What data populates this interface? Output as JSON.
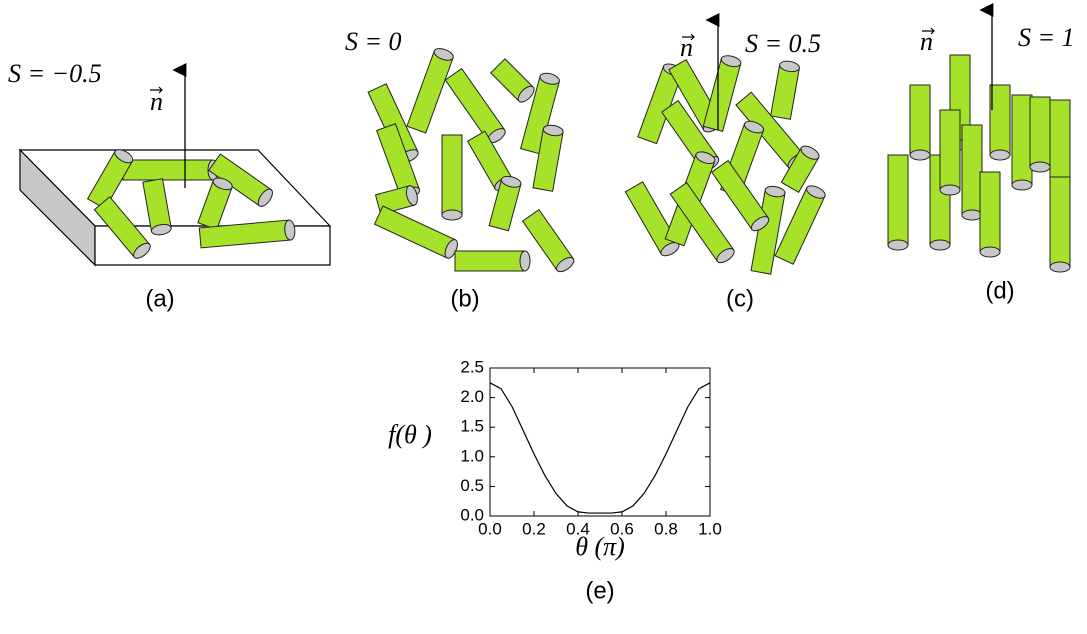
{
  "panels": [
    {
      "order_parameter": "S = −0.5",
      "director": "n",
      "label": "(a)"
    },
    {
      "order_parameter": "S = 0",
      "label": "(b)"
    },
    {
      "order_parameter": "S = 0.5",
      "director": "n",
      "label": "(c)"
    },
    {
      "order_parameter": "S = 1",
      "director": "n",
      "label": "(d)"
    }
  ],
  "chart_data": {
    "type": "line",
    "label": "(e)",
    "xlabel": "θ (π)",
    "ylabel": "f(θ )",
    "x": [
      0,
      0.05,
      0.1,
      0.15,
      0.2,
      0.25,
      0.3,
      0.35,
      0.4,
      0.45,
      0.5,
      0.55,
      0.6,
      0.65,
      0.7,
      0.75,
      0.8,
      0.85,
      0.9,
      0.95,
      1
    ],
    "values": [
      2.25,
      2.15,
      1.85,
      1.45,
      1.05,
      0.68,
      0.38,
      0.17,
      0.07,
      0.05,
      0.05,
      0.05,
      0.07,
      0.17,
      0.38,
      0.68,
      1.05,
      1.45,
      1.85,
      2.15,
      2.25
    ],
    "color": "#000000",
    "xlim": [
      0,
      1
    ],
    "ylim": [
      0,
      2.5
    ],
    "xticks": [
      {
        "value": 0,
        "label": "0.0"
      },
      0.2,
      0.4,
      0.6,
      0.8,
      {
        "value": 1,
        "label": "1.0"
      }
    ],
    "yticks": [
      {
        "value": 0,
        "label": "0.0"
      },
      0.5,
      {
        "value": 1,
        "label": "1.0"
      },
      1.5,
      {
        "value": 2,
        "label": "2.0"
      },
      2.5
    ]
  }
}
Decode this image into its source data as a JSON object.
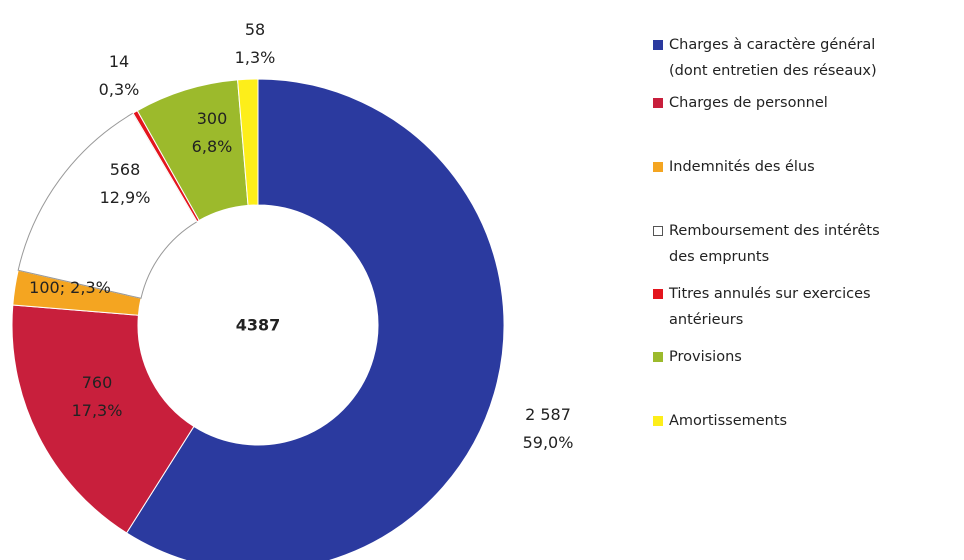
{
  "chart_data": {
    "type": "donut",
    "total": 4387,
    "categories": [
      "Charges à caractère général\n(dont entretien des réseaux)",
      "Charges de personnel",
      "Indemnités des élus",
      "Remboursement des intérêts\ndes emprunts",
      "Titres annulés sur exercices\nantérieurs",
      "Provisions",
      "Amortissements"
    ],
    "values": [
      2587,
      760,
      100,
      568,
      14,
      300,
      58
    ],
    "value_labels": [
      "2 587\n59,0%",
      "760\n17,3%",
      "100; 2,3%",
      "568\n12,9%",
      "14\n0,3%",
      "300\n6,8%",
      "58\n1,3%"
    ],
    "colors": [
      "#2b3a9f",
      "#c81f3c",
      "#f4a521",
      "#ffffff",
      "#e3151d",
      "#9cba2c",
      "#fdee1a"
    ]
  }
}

▸ Direction
Transcribe the records above exactly, leaving out every picture.

▸ Response
What data populates this interface? Output as JSON.
{
  "panels": [
    {
      "order_parameter": "S = −0.5",
      "director": "n",
      "label": "(a)"
    },
    {
      "order_parameter": "S = 0",
      "label": "(b)"
    },
    {
      "order_parameter": "S = 0.5",
      "director": "n",
      "label": "(c)"
    },
    {
      "order_parameter": "S = 1",
      "director": "n",
      "label": "(d)"
    }
  ],
  "chart_data": {
    "type": "line",
    "label": "(e)",
    "xlabel": "θ (π)",
    "ylabel": "f(θ )",
    "x": [
      0,
      0.05,
      0.1,
      0.15,
      0.2,
      0.25,
      0.3,
      0.35,
      0.4,
      0.45,
      0.5,
      0.55,
      0.6,
      0.65,
      0.7,
      0.75,
      0.8,
      0.85,
      0.9,
      0.95,
      1
    ],
    "values": [
      2.25,
      2.15,
      1.85,
      1.45,
      1.05,
      0.68,
      0.38,
      0.17,
      0.07,
      0.05,
      0.05,
      0.05,
      0.07,
      0.17,
      0.38,
      0.68,
      1.05,
      1.45,
      1.85,
      2.15,
      2.25
    ],
    "color": "#000000",
    "xlim": [
      0,
      1
    ],
    "ylim": [
      0,
      2.5
    ],
    "xticks": [
      {
        "value": 0,
        "label": "0.0"
      },
      0.2,
      0.4,
      0.6,
      0.8,
      {
        "value": 1,
        "label": "1.0"
      }
    ],
    "yticks": [
      {
        "value": 0,
        "label": "0.0"
      },
      0.5,
      {
        "value": 1,
        "label": "1.0"
      },
      1.5,
      {
        "value": 2,
        "label": "2.0"
      },
      2.5
    ]
  }
}
Decode this image into its source data as a JSON object.
{
  "chart_data": {
    "type": "donut",
    "total": 4387,
    "categories": [
      "Charges à caractère général\n(dont entretien des réseaux)",
      "Charges de personnel",
      "Indemnités des élus",
      "Remboursement des intérêts\ndes emprunts",
      "Titres annulés sur exercices\nantérieurs",
      "Provisions",
      "Amortissements"
    ],
    "values": [
      2587,
      760,
      100,
      568,
      14,
      300,
      58
    ],
    "value_labels": [
      "2 587\n59,0%",
      "760\n17,3%",
      "100; 2,3%",
      "568\n12,9%",
      "14\n0,3%",
      "300\n6,8%",
      "58\n1,3%"
    ],
    "colors": [
      "#2b3a9f",
      "#c81f3c",
      "#f4a521",
      "#ffffff",
      "#e3151d",
      "#9cba2c",
      "#fdee1a"
    ]
  }
}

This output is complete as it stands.